* [What the exercise asks]: Identify each line below containing the string "this" and copy it.

* [Supplied material]:

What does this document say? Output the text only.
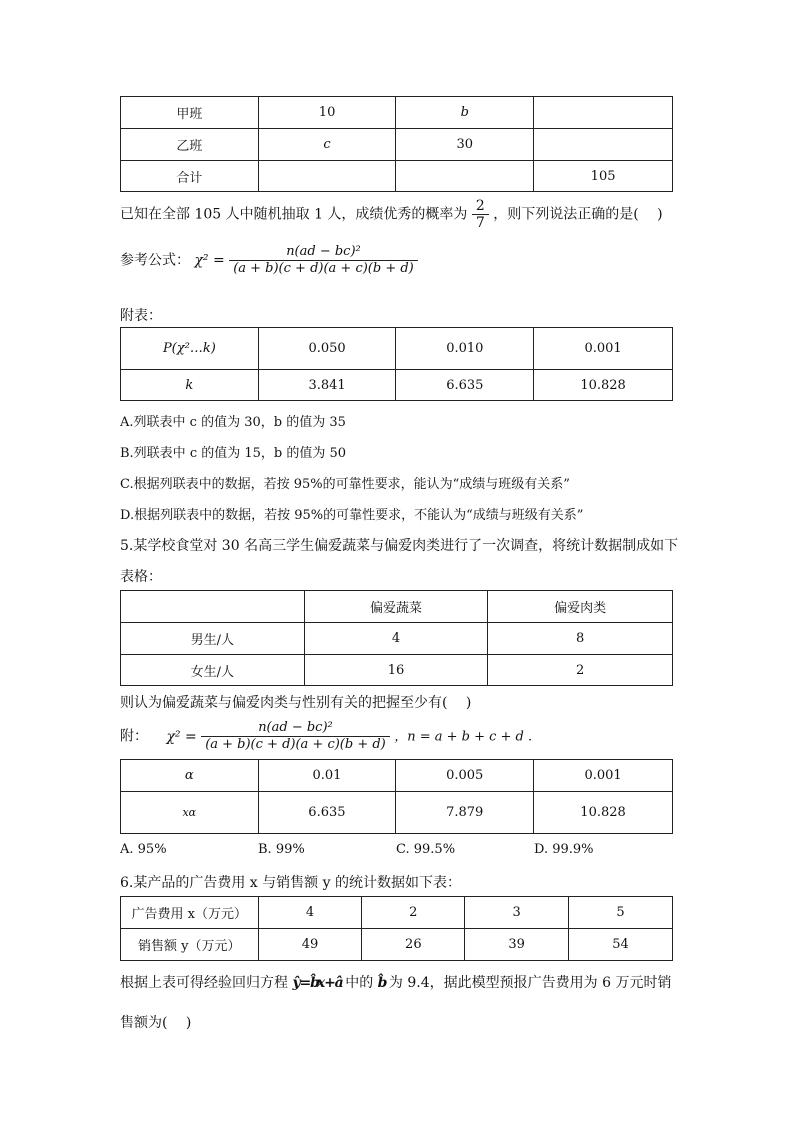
甲班	10	b	
乙班	c	30	
合计			105
已知在全部 105 人中随机抽取 1 人，成绩优秀的概率为 $\frac{2}{7}$ ，则下列说法正确的是(　 )
参考公式： $\chi^2 = \frac{\text{n(ad − bc)²}}{(a + b)(c + d)(a + c)(b + d)}$
附表：
P(χ²…k)	0.050	0.010	0.001
k	3.841	6.635	10.828
A.列联表中 c 的值为 30，b 的值为 35
B.列联表中 c 的值为 15，b 的值为 50
C.根据列联表中的数据，若按 95%的可靠性要求，能认为“成绩与班级有关系”
D.根据列联表中的数据，若按 95%的可靠性要求，不能认为“成绩与班级有关系”
5.某学校食堂对 30 名高三学生偏爱蔬菜与偏爱肉类进行了一次调查，将统计数据制成如下
表格：
	偏爱蔬菜	偏爱肉类
男生/人	4	8
女生/人	16	2
则认为偏爱蔬菜与偏爱肉类与性别有关的把握至少有(　 )
附： $\chi^2 = \frac{\text{n(ad − bc)²}}{(a + b)(c + d)(a + c)(b + d)}$ ，n = a + b + c + d .
α	0.01	0.005	0.001
xα	6.635	7.879	10.828
A. 95%	B. 99%	C. 99.5%	D. 99.9%
6.某产品的广告费用 x 与销售额 y 的统计数据如下表：
广告费用 x（万元）	4	2	3	5
销售额 y（万元）	49	26	39	54
根据上表可得经验回归方程 ŷ = b̂x + â 中的 b̂ 为 9.4，据此模型预报广告费用为 6 万元时销
售额为(　 )
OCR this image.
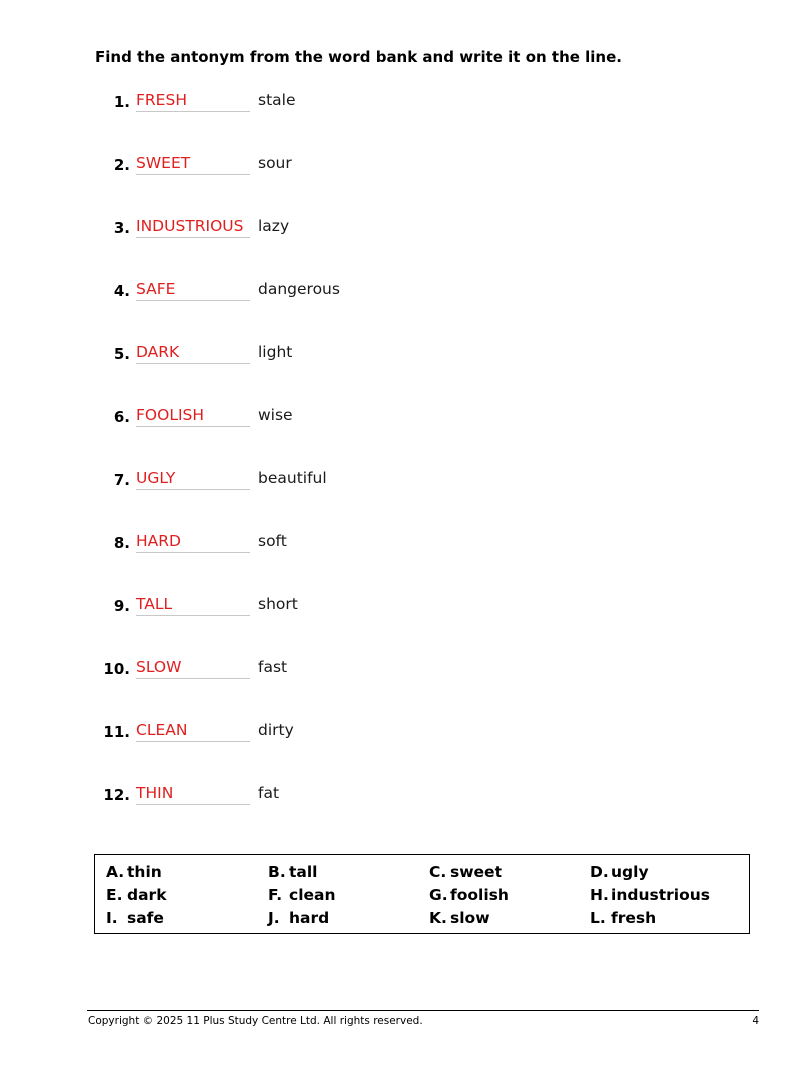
Find the antonym from the word bank and write it on the line.
1. FRESH	stale
2. SWEET	sour
3. INDUSTRIOUS lazy
4. SAFE	dangerous
5. DARK	light
6. FOOLISH	wise
7. UGLY	beautiful
8. HARD	soft
9. TALL	short
10. SLOW	fast
11. CLEAN	dirty
12. THIN	fat
A. thin	B. tall	C. sweet	D. ugly
E. dark	F. clean	G. foolish	H. industrious
I. safe	J. hard	K. slow	L. fresh
Copyright © 2025 11 Plus Study Centre Ltd. All rights reserved.	4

* [Full output]:
What does this document say? Output the text only.
OCR this image.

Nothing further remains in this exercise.